(Extracted data entries)
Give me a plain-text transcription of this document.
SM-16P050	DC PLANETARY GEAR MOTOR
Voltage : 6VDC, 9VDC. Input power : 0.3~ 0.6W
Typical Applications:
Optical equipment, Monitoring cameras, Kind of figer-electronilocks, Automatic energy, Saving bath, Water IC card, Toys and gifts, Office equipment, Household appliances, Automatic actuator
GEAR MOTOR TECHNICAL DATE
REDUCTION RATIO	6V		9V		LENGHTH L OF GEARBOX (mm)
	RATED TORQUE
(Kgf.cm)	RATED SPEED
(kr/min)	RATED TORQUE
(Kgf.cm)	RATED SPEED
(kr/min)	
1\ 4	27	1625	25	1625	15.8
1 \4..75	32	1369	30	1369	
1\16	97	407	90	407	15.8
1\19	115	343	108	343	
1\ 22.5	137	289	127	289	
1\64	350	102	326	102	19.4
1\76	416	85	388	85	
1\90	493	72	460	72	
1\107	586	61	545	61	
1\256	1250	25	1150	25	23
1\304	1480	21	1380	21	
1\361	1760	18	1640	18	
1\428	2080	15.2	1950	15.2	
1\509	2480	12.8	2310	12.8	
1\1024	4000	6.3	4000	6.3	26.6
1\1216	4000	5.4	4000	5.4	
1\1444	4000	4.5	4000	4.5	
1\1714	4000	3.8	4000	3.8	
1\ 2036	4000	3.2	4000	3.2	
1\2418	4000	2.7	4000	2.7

- WHAT YOU NEED TO DO -
Your answer should be a single number: the count of lines that contain "RATED".

- TASK RESULT -
4